Filter the entries and keep only the lines where the string "OMXSPI" appears.
[Begin Data provided]
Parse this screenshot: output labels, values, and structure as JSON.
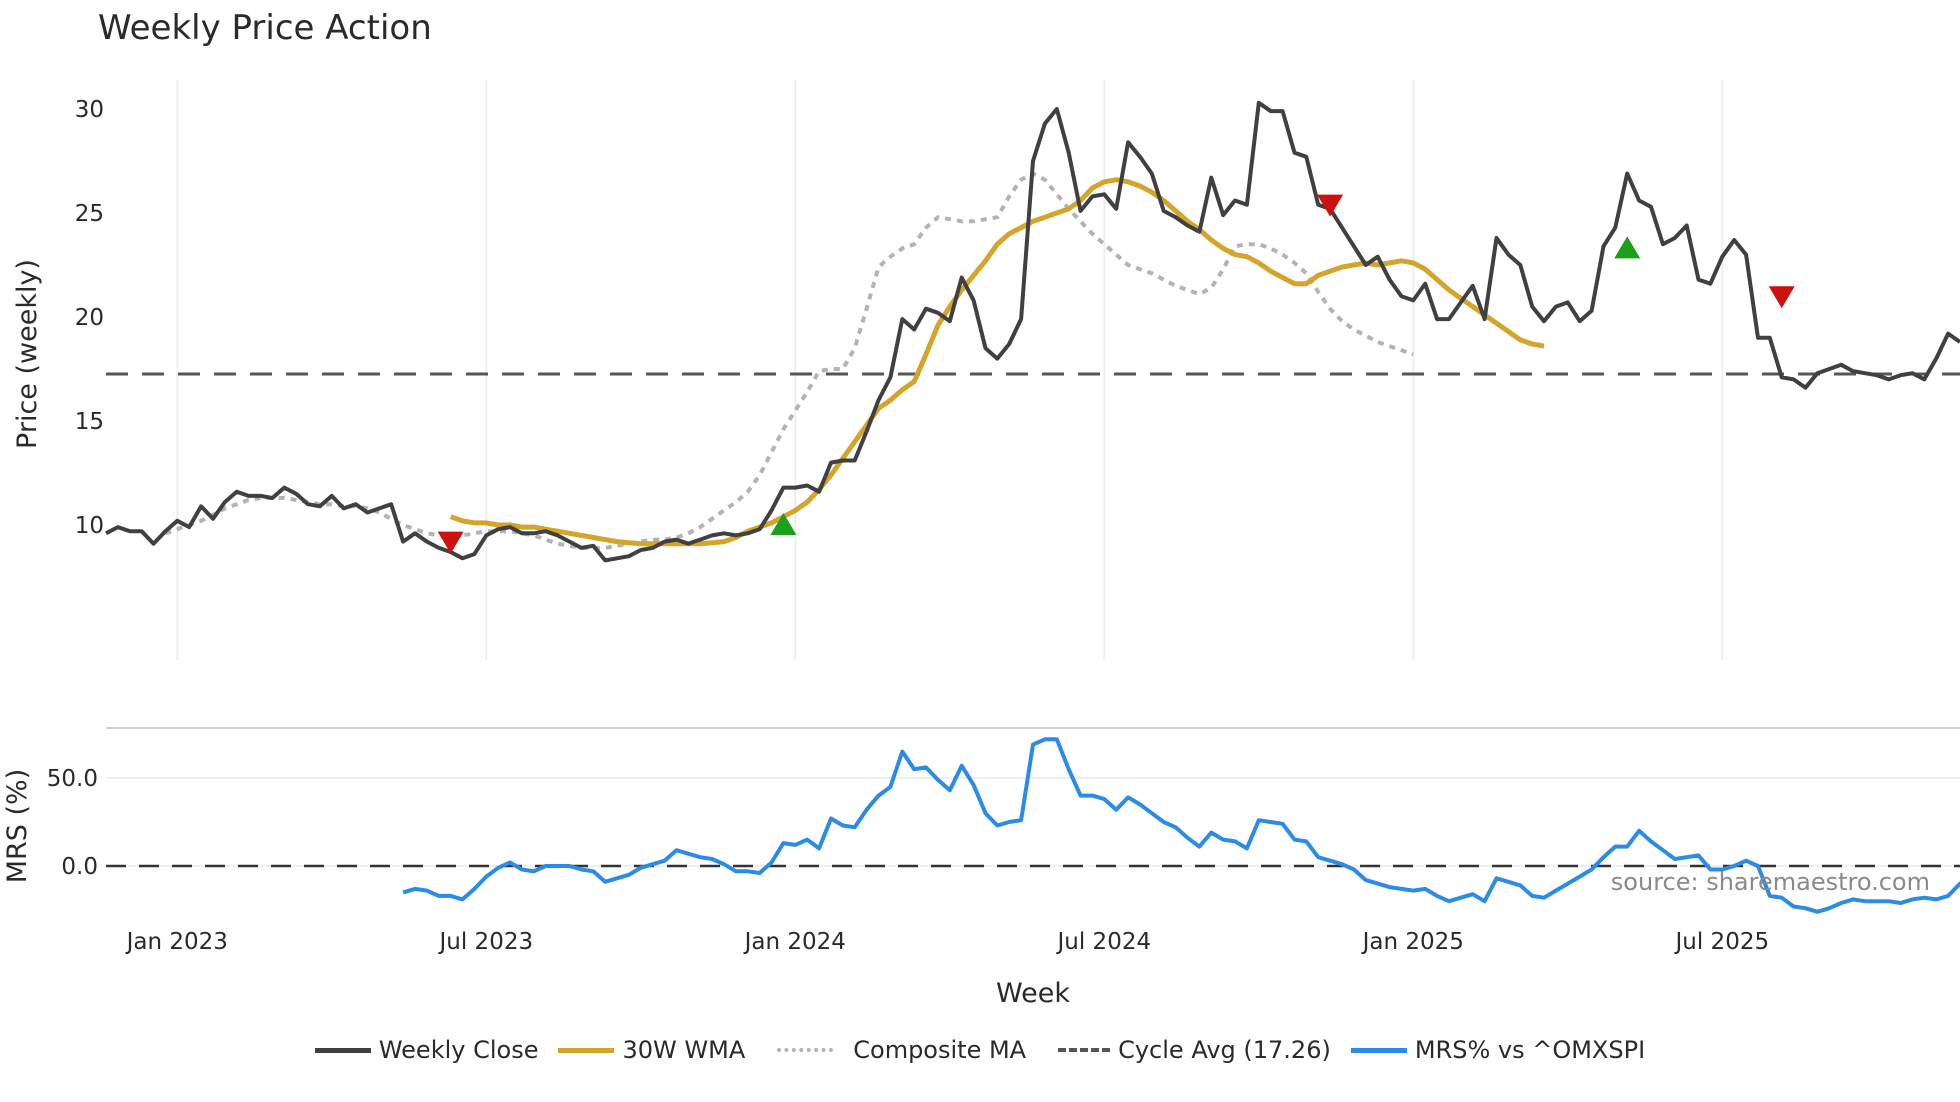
{
  "title": "Weekly Price Action",
  "watermark": "source: sharemaestro.com",
  "colors": {
    "weekly_close": "#404040",
    "wma": "#d4a52a",
    "composite": "#b3b3b3",
    "cycle_avg": "#555555",
    "mrs": "#2b8be6",
    "buy": "#1aa01a",
    "sell": "#cc1111",
    "grid": "#eceff3"
  },
  "axes": {
    "price_ylabel": "Price (weekly)",
    "mrs_ylabel": "MRS (%)",
    "xlabel": "Week",
    "price_ticks": [
      "10",
      "15",
      "20",
      "25",
      "30"
    ],
    "mrs_ticks": [
      "0.0",
      "50.0"
    ],
    "x_ticks": [
      "Jan 2023",
      "Jul 2023",
      "Jan 2024",
      "Jul 2024",
      "Jan 2025",
      "Jul 2025"
    ]
  },
  "legend": [
    {
      "label": "Weekly Close",
      "key": "weekly_close",
      "style": "solid"
    },
    {
      "label": "30W WMA",
      "key": "wma",
      "style": "solid"
    },
    {
      "label": "Composite MA",
      "key": "composite",
      "style": "dotted"
    },
    {
      "label": "Cycle Avg (17.26)",
      "key": "cycle_avg",
      "style": "dashed"
    },
    {
      "label": "MRS% vs ^OMXSPI",
      "key": "mrs",
      "style": "solid"
    }
  ],
  "chart_data": [
    {
      "type": "line",
      "title": "Weekly Price Action",
      "xlabel": "Week",
      "ylabel": "Price (weekly)",
      "ylim": [
        7.2,
        31.4
      ],
      "x_start_week": 0,
      "x_ticks": {
        "Jan 2023": 6,
        "Jul 2023": 32,
        "Jan 2024": 58,
        "Jul 2024": 84,
        "Jan 2025": 110,
        "Jul 2025": 136
      },
      "grid": true,
      "legend_position": "bottom",
      "series": [
        {
          "name": "Weekly Close",
          "start": 0,
          "values": [
            9.6,
            9.9,
            9.7,
            9.7,
            9.1,
            9.7,
            10.2,
            9.9,
            10.9,
            10.3,
            11.1,
            11.6,
            11.4,
            11.4,
            11.3,
            11.8,
            11.5,
            11.0,
            10.9,
            11.4,
            10.8,
            11.0,
            10.6,
            10.8,
            11.0,
            9.2,
            9.6,
            9.2,
            8.9,
            8.7,
            8.4,
            8.6,
            9.5,
            9.8,
            9.9,
            9.6,
            9.6,
            9.7,
            9.5,
            9.2,
            8.9,
            9.0,
            8.3,
            8.4,
            8.5,
            8.8,
            8.9,
            9.2,
            9.3,
            9.1,
            9.3,
            9.5,
            9.6,
            9.5,
            9.6,
            9.8,
            10.7,
            11.8,
            11.8,
            11.9,
            11.6,
            13.0,
            13.1,
            13.1,
            14.5,
            16.0,
            17.1,
            19.9,
            19.4,
            20.4,
            20.2,
            19.8,
            21.9,
            20.8,
            18.5,
            18.0,
            18.7,
            19.9,
            27.5,
            29.3,
            30.0,
            27.9,
            25.1,
            25.8,
            25.9,
            25.2,
            28.4,
            27.7,
            26.9,
            25.1,
            24.8,
            24.4,
            24.1,
            26.7,
            24.9,
            25.6,
            25.4,
            30.3,
            29.9,
            29.9,
            27.9,
            27.7,
            25.4,
            25.2,
            24.3,
            23.4,
            22.5,
            22.9,
            21.8,
            21.0,
            20.8,
            21.6,
            19.9,
            19.9,
            20.7,
            21.5,
            19.9,
            23.8,
            23.0,
            22.5,
            20.5,
            19.8,
            20.5,
            20.7,
            19.8,
            20.3,
            23.4,
            24.3,
            26.9,
            25.6,
            25.3,
            23.5,
            23.8,
            24.4,
            21.8,
            21.6,
            22.9,
            23.7,
            23.0,
            19.0,
            19.0,
            17.1,
            17.0,
            16.6,
            17.3,
            17.5,
            17.7,
            17.4,
            17.3,
            17.2,
            17.0,
            17.2,
            17.3,
            17.0,
            18.0,
            19.2,
            18.8
          ]
        },
        {
          "name": "30W WMA",
          "start": 29,
          "values": [
            10.4,
            10.2,
            10.1,
            10.1,
            10.0,
            10.0,
            9.9,
            9.9,
            9.8,
            9.7,
            9.6,
            9.5,
            9.4,
            9.3,
            9.2,
            9.15,
            9.1,
            9.1,
            9.1,
            9.1,
            9.1,
            9.1,
            9.15,
            9.2,
            9.4,
            9.7,
            9.9,
            10.1,
            10.4,
            10.7,
            11.1,
            11.7,
            12.4,
            13.2,
            14.0,
            14.8,
            15.6,
            16.0,
            16.5,
            16.9,
            18.2,
            19.6,
            20.5,
            21.3,
            22.0,
            22.7,
            23.5,
            24.0,
            24.3,
            24.6,
            24.8,
            25.0,
            25.2,
            25.6,
            26.2,
            26.5,
            26.6,
            26.5,
            26.3,
            26.0,
            25.6,
            25.1,
            24.6,
            24.2,
            23.7,
            23.3,
            23.0,
            22.9,
            22.6,
            22.2,
            21.9,
            21.6,
            21.6,
            22.0,
            22.2,
            22.4,
            22.5,
            22.6,
            22.5,
            22.6,
            22.7,
            22.6,
            22.3,
            21.8,
            21.3,
            20.9,
            20.5,
            20.1,
            19.7,
            19.3,
            18.9,
            18.7,
            18.6
          ]
        },
        {
          "name": "Composite MA",
          "start": 5,
          "values": [
            9.6,
            9.8,
            10.0,
            10.2,
            10.5,
            10.8,
            11.0,
            11.2,
            11.3,
            11.3,
            11.3,
            11.2,
            11.1,
            11.0,
            11.0,
            10.9,
            10.9,
            10.8,
            10.6,
            10.3,
            10.0,
            9.8,
            9.6,
            9.5,
            9.5,
            9.5,
            9.6,
            9.7,
            9.7,
            9.7,
            9.6,
            9.5,
            9.3,
            9.1,
            9.0,
            8.9,
            8.9,
            8.9,
            9.0,
            9.1,
            9.2,
            9.3,
            9.3,
            9.4,
            9.6,
            9.9,
            10.3,
            10.7,
            11.1,
            11.6,
            12.4,
            13.5,
            14.6,
            15.5,
            16.4,
            17.4,
            17.5,
            17.5,
            18.5,
            20.4,
            22.4,
            22.9,
            23.3,
            23.5,
            24.3,
            24.8,
            24.7,
            24.6,
            24.6,
            24.7,
            24.8,
            25.8,
            26.6,
            26.9,
            26.6,
            25.9,
            25.2,
            24.6,
            24.0,
            23.5,
            23.0,
            22.5,
            22.3,
            22.1,
            21.8,
            21.5,
            21.3,
            21.1,
            21.4,
            22.3,
            23.4,
            23.5,
            23.5,
            23.3,
            23.0,
            22.6,
            22.1,
            21.2,
            20.4,
            19.8,
            19.4,
            19.1,
            18.8,
            18.6,
            18.4,
            18.2
          ]
        },
        {
          "name": "Cycle Avg (17.26)",
          "constant": 17.26
        }
      ],
      "markers": [
        {
          "type": "sell",
          "week": 29,
          "value": 9.2
        },
        {
          "type": "buy",
          "week": 57,
          "value": 10.0
        },
        {
          "type": "sell",
          "week": 103,
          "value": 25.4
        },
        {
          "type": "buy",
          "week": 128,
          "value": 23.3
        },
        {
          "type": "sell",
          "week": 141,
          "value": 21.0
        }
      ]
    },
    {
      "type": "line",
      "title": "",
      "xlabel": "Week",
      "ylabel": "MRS (%)",
      "ylim": [
        -30,
        78
      ],
      "grid": true,
      "series": [
        {
          "name": "MRS% vs ^OMXSPI",
          "start": 25,
          "values": [
            -15,
            -13,
            -14,
            -17,
            -17,
            -19,
            -13,
            -6,
            -1,
            2,
            -2,
            -3,
            0,
            0,
            0,
            -2,
            -3,
            -9,
            -7,
            -5,
            -1,
            1,
            3,
            9,
            7,
            5,
            4,
            1,
            -3,
            -3,
            -4,
            2,
            13,
            12,
            15,
            10,
            27,
            23,
            22,
            32,
            40,
            45,
            65,
            55,
            56,
            49,
            43,
            57,
            46,
            30,
            23,
            25,
            26,
            69,
            72,
            72,
            55,
            40,
            40,
            38,
            32,
            39,
            35,
            30,
            25,
            22,
            16,
            11,
            19,
            15,
            14,
            10,
            26,
            25,
            24,
            15,
            14,
            5,
            3,
            1,
            -2,
            -8,
            -10,
            -12,
            -13,
            -14,
            -13,
            -17,
            -20,
            -18,
            -16,
            -20,
            -7,
            -9,
            -11,
            -17,
            -18,
            -14,
            -10,
            -6,
            -2,
            5,
            11,
            11,
            20,
            14,
            9,
            4,
            5,
            6,
            -2,
            -2,
            0,
            3,
            0,
            -17,
            -18,
            -23,
            -24,
            -26,
            -24,
            -21,
            -19,
            -20,
            -20,
            -20,
            -21,
            -19,
            -18,
            -19,
            -17,
            -10,
            -12
          ]
        }
      ]
    }
  ]
}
[End Data provided]
◆ The solution:
      "label": "MRS% vs ^OMXSPI",
          "name": "MRS% vs ^OMXSPI",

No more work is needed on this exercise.